[Supplied material]

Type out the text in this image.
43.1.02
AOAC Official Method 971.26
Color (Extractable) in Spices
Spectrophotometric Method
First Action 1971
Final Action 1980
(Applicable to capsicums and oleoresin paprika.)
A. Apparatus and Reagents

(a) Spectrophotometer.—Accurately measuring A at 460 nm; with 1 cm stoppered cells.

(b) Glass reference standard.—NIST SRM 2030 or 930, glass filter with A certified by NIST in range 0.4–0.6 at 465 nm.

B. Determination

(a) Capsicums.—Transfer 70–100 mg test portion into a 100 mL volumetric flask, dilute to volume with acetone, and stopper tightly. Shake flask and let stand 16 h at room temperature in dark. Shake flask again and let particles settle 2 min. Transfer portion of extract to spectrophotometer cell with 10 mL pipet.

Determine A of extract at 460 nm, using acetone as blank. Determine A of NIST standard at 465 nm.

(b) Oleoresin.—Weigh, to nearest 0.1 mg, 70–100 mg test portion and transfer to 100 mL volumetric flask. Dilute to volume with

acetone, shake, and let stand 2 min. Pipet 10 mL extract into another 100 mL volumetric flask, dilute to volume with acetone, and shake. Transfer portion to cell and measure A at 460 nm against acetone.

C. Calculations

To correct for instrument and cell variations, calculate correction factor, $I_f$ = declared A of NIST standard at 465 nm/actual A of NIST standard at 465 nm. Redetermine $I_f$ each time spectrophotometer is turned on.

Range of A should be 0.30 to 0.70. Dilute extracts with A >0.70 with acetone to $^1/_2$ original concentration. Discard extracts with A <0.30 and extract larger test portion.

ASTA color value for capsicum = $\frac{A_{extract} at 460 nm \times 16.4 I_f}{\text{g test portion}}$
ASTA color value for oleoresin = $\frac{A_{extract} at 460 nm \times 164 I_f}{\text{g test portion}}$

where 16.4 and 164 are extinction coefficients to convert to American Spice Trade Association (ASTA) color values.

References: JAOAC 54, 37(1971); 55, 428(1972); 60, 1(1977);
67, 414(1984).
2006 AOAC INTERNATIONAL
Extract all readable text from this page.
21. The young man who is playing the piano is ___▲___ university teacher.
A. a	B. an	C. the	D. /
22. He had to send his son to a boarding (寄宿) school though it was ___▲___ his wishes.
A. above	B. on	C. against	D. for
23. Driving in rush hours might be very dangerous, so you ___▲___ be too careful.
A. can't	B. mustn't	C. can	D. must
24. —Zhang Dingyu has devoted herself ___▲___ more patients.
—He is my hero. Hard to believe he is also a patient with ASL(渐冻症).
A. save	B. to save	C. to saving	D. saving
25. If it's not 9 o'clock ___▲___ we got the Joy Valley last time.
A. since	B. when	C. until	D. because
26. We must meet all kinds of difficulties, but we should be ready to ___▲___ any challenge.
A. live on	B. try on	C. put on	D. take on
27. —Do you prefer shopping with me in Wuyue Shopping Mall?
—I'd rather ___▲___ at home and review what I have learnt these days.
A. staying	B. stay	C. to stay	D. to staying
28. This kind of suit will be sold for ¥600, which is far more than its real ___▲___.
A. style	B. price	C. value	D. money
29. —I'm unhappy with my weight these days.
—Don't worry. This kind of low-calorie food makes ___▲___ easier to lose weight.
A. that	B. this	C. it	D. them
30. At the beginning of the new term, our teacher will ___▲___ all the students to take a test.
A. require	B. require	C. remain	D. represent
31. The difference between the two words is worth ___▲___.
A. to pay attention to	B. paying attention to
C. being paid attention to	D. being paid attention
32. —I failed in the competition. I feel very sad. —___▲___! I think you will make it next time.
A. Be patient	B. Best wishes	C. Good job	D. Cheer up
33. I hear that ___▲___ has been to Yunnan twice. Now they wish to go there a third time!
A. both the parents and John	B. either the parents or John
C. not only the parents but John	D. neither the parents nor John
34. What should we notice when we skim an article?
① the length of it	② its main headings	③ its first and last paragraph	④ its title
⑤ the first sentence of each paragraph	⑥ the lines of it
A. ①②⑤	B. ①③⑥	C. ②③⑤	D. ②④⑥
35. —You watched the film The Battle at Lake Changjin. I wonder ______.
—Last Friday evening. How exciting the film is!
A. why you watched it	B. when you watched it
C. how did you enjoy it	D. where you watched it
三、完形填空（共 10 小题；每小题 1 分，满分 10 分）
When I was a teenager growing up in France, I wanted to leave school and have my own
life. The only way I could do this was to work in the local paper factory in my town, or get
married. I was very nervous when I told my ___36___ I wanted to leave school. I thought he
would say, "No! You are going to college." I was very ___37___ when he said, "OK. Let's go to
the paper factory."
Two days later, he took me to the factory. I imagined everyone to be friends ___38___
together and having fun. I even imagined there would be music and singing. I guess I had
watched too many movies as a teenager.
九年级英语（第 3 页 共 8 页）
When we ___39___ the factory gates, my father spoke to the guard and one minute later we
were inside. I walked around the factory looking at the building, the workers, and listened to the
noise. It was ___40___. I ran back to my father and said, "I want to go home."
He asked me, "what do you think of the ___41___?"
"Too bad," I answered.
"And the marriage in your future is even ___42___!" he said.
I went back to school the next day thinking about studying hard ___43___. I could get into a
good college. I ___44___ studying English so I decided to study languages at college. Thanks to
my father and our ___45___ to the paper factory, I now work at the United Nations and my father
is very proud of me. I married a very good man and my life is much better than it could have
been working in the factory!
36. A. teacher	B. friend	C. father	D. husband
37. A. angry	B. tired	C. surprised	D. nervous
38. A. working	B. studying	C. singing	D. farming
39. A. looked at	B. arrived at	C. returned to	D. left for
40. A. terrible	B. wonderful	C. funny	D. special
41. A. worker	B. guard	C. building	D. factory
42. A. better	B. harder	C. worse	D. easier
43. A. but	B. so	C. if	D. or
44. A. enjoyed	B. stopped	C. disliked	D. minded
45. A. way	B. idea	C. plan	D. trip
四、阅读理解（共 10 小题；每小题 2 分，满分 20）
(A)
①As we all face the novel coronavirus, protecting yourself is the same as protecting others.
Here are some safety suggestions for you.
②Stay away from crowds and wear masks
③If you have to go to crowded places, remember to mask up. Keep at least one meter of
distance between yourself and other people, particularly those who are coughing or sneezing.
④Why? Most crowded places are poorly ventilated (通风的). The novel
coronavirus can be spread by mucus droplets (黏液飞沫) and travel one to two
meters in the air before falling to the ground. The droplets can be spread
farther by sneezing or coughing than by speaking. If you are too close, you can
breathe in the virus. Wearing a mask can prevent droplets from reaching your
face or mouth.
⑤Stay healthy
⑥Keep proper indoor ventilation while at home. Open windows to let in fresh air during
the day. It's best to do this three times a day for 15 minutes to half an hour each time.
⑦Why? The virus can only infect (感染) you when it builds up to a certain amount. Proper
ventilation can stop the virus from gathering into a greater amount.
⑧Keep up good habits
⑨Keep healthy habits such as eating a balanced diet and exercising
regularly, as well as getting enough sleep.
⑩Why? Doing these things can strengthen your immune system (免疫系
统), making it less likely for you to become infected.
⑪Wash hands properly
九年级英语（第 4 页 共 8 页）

[/Supplied material]

- [Work instructions]: Every line in the data above that contains "could" needs to be copied.

- [Solution to the exercise]:
life. The only way I could do this was to work in the local paper factory in my town, or get
I went back to school the next day thinking about studying hard ___43___. I could get into a
is very proud of me. I married a very good man and my life is much better than it could have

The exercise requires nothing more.